Jobs ▸
- a) In the football kicker problem, what is the height of the goalposts' horizontal bar above the ground?
- b) Return everything in the football kicker problem from "Step by step" down to "at this distance.", word for word.

Source document ▸
+--

A football kicker can give the ball an initial speed of \(25 \mathrm{~m} / \mathrm{s}\). What are the (a) least and (b) greatest elevation angles at which he can kick the ball to score a field goal from a point \(50 \mathrm{~m}\) in front of goalposts whose horizontal bar is \(3.44 \mathrm{~m}\) above the ground?

Short Answer

Expert verified
\(\theta_{min} ≈ 23.8°\) and \(\theta_{max} ≈ 66.2°\).

Step by step solution

01

Identify the Variables and Known Values

Let's identify what we know from the problem. The initial speed \(v_0\) of the football is \(25\, \mathrm{m/s}\), the horizontal distance \(R\) to the goalposts is \(50\, \mathrm{m}\), and the height \(h\) of the goal bar is \(3.44\, \mathrm{m}\). We are looking for the angles \(\theta\) that will allow the football to reach exactly this height at this distance.

+--

Entries supplied ▸
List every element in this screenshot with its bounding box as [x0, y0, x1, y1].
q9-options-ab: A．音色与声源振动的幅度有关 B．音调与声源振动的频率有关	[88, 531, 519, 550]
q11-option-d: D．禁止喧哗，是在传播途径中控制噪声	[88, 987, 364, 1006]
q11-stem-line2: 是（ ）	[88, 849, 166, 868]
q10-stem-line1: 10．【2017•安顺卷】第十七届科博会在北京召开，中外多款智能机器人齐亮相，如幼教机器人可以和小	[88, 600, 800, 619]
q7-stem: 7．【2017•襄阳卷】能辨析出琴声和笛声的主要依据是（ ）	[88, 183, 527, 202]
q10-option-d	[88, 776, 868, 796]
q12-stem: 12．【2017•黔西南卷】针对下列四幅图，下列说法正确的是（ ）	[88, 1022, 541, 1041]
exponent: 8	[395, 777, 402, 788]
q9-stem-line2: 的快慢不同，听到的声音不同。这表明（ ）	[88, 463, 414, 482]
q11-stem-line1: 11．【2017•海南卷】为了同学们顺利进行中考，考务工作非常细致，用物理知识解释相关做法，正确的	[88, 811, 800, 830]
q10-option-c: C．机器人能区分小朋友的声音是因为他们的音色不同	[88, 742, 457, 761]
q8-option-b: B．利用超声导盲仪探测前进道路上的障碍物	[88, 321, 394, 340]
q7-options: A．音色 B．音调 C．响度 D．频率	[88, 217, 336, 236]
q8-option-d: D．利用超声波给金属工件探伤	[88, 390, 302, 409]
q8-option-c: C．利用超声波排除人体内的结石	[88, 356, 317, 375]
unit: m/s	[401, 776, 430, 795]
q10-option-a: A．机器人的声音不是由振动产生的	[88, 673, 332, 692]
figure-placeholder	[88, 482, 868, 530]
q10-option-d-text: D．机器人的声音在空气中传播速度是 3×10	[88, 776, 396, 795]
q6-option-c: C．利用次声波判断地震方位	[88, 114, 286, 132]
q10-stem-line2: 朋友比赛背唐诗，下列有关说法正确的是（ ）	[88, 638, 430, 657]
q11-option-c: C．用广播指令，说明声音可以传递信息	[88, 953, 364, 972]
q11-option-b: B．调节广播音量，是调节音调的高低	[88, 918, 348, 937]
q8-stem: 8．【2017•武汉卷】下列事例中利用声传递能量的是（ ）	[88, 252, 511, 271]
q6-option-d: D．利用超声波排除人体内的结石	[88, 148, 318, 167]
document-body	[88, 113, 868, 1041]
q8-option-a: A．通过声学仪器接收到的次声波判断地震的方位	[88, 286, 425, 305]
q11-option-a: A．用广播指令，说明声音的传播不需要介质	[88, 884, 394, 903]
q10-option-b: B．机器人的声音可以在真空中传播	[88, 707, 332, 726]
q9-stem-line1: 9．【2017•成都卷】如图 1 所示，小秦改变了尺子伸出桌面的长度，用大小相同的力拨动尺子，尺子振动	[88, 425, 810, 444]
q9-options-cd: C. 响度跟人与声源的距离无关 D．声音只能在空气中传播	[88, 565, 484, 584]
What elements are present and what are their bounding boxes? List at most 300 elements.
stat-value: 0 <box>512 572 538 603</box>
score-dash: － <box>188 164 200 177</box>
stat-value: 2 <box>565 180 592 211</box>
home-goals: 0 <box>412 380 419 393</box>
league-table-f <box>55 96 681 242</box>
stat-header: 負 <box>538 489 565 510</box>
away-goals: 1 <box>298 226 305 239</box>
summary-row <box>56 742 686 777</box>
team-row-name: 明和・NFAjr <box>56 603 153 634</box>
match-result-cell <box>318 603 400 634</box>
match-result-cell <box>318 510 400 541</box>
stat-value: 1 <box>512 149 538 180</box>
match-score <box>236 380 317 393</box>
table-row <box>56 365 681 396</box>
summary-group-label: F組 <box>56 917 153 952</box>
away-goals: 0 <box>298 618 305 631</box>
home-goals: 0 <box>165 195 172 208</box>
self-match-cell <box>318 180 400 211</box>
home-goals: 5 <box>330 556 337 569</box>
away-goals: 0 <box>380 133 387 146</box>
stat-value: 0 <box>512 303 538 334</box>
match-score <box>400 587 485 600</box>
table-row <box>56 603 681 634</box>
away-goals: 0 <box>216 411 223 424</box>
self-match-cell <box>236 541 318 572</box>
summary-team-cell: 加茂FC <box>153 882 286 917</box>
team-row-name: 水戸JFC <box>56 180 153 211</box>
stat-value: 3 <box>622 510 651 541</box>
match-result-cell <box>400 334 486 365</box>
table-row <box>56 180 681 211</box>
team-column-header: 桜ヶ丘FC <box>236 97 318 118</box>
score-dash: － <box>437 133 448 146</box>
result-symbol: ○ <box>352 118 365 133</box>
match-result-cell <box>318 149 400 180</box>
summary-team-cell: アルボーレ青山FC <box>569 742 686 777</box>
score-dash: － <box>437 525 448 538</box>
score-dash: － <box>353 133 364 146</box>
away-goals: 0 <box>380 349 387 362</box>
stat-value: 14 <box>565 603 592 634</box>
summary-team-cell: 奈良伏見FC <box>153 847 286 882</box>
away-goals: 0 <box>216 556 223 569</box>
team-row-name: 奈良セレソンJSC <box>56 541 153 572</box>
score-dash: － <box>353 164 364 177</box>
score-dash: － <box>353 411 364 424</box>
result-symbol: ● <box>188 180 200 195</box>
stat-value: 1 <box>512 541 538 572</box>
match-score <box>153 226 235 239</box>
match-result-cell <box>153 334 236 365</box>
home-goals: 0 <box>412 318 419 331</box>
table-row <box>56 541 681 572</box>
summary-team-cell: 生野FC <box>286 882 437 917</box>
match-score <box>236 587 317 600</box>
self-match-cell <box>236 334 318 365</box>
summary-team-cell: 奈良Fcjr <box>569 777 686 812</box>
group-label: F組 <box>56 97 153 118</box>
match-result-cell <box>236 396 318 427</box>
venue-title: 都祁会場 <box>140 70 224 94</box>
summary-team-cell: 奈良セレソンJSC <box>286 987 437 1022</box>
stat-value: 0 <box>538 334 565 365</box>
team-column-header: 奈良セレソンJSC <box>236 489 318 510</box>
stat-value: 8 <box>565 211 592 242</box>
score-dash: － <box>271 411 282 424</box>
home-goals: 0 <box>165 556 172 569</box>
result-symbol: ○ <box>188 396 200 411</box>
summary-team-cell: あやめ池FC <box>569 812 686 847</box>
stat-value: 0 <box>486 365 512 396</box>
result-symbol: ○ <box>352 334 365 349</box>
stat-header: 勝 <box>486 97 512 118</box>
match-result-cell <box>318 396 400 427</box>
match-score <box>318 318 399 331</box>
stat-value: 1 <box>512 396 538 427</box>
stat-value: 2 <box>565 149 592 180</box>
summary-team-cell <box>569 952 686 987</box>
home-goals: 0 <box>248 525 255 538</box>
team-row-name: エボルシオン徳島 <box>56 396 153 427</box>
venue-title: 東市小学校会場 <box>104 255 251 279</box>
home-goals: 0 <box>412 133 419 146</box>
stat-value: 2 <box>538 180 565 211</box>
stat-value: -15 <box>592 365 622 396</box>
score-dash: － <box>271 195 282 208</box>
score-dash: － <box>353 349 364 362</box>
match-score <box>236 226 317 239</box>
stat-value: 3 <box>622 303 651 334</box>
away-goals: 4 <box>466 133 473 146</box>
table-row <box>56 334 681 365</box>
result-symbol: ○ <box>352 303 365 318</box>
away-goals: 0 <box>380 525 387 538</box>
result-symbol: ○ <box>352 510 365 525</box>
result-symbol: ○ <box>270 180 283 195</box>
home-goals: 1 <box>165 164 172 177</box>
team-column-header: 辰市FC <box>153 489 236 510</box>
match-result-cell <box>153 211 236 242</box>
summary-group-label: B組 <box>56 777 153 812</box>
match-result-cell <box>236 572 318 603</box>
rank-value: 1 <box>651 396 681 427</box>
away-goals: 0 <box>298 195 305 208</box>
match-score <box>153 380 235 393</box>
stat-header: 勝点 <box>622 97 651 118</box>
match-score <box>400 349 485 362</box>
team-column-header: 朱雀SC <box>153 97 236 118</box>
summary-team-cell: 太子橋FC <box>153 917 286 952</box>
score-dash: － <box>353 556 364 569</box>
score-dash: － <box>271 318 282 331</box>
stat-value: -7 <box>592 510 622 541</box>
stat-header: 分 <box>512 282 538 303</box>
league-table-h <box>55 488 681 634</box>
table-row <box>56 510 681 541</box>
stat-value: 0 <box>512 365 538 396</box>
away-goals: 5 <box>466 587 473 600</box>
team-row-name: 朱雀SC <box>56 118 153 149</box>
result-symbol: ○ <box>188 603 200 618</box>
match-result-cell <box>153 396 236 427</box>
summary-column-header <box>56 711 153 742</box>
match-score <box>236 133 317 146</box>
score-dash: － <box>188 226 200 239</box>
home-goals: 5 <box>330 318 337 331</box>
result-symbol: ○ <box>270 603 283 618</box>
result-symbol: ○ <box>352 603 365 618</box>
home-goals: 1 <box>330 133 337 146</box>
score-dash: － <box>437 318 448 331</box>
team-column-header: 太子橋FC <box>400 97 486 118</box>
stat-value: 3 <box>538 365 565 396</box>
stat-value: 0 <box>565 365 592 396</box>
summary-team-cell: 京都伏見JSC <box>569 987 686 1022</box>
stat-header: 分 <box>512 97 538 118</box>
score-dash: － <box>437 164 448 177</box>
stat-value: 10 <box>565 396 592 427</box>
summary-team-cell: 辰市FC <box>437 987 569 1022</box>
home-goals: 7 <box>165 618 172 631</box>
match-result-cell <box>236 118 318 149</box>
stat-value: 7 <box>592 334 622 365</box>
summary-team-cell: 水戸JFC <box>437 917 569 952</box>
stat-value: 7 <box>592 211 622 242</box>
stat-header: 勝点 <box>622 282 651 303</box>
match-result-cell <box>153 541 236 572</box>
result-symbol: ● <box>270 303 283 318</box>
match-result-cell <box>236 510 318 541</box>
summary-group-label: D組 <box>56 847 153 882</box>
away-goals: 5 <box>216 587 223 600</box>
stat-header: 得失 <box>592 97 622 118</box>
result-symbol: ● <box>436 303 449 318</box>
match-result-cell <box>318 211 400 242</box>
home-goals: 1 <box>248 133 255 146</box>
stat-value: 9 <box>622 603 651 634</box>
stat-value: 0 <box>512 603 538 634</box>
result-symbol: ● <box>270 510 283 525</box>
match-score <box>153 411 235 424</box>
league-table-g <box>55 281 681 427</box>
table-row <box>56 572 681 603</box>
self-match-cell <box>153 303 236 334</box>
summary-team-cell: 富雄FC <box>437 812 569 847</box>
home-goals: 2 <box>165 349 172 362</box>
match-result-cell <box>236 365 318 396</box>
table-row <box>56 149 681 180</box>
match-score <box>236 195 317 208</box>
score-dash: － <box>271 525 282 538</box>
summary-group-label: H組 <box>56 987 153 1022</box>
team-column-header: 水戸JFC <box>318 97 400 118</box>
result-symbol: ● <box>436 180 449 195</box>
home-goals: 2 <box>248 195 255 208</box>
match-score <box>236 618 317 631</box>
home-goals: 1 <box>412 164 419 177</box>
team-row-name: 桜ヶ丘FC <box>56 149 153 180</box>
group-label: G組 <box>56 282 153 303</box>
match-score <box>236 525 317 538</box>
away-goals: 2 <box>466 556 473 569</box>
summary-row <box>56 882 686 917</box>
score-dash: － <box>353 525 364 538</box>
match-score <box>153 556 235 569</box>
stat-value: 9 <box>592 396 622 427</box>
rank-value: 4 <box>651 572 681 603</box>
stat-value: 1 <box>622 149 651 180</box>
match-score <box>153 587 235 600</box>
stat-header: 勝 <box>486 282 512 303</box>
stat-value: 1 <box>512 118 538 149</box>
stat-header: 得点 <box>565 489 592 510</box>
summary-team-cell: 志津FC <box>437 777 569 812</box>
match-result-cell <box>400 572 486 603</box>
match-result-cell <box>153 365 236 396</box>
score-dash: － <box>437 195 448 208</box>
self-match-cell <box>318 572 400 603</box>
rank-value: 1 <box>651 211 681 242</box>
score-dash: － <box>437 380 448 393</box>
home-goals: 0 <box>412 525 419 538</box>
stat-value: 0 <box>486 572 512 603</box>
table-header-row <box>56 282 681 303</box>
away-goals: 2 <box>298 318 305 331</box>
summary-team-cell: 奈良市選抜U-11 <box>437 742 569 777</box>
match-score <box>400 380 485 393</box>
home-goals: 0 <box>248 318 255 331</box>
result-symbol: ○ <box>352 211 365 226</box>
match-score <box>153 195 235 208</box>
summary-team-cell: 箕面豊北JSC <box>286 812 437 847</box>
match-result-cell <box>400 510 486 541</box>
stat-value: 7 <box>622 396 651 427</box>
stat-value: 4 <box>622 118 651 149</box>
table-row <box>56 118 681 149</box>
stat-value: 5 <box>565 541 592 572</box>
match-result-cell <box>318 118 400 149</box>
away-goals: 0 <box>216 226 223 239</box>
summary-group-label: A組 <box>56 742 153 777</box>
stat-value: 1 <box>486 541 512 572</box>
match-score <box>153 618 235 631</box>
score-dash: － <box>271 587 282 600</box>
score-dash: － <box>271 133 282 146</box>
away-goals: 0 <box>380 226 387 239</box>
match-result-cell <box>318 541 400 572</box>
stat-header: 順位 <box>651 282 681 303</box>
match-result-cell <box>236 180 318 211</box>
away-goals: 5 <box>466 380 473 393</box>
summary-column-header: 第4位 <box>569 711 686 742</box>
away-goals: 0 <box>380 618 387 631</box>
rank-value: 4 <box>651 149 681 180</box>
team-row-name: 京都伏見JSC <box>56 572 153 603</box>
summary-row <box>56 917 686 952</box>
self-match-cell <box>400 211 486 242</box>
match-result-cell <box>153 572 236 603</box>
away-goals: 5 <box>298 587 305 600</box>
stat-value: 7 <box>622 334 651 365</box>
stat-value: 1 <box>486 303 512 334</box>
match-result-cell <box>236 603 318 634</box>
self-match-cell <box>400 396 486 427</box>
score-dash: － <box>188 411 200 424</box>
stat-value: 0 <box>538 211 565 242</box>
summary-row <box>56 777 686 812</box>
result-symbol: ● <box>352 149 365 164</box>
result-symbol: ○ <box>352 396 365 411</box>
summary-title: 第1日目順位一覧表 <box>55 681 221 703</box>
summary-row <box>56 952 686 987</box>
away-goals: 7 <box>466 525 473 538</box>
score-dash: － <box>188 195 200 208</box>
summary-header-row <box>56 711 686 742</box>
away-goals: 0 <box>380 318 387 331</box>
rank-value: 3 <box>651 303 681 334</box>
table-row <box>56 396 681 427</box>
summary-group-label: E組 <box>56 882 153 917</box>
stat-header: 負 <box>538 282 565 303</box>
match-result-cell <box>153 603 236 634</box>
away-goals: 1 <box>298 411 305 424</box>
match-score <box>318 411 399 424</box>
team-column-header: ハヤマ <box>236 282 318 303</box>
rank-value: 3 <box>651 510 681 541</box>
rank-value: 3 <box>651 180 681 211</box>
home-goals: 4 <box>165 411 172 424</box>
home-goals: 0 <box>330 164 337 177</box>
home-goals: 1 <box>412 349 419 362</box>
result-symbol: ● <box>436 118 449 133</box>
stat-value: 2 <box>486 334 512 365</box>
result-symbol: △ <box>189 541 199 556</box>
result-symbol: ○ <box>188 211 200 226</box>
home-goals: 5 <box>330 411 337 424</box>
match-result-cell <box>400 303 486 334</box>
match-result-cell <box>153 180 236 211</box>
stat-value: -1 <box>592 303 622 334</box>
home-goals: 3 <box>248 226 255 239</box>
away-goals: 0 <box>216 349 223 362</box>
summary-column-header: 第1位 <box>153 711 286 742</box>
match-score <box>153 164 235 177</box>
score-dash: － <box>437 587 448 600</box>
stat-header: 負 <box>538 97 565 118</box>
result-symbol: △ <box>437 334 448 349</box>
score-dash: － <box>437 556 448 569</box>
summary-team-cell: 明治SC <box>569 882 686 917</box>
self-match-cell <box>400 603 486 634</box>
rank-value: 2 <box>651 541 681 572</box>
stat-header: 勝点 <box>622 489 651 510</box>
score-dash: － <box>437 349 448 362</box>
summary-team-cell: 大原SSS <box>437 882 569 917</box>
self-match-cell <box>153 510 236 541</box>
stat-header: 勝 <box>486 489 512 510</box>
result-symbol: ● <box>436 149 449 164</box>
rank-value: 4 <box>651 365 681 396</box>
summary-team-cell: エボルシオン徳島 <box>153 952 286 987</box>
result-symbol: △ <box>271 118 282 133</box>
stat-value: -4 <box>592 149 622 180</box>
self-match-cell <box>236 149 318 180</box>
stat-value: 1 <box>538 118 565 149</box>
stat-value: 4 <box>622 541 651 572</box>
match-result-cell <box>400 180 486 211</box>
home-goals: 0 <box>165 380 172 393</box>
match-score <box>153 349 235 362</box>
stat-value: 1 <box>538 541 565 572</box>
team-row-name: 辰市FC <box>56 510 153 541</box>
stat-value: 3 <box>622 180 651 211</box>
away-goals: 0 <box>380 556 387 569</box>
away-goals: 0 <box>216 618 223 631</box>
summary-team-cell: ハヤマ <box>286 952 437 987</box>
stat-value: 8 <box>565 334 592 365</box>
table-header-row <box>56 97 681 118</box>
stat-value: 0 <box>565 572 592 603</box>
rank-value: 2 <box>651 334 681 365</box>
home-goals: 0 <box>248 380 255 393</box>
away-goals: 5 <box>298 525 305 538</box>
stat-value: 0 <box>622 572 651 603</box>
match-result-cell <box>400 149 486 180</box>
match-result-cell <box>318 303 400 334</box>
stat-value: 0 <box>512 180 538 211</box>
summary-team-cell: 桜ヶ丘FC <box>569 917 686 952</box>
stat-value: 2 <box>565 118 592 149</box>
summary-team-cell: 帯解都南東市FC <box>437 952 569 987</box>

+--

Answers to the problems ▸
- a) 3.44 m

- b)
Step by step solution

01

Identify the Variables and Known Values

Let's identify what we know from the problem. The initial speed \(v_0\) of the football is \(25\, \mathrm{m/s}\), the horizontal distance \(R\) to the goalposts is \(50\, \mathrm{m}\), and the height \(h\) of the goal bar is \(3.44\, \mathrm{m}\). We are looking for the angles \(\theta\) that will allow the football to reach exactly this height at this distance.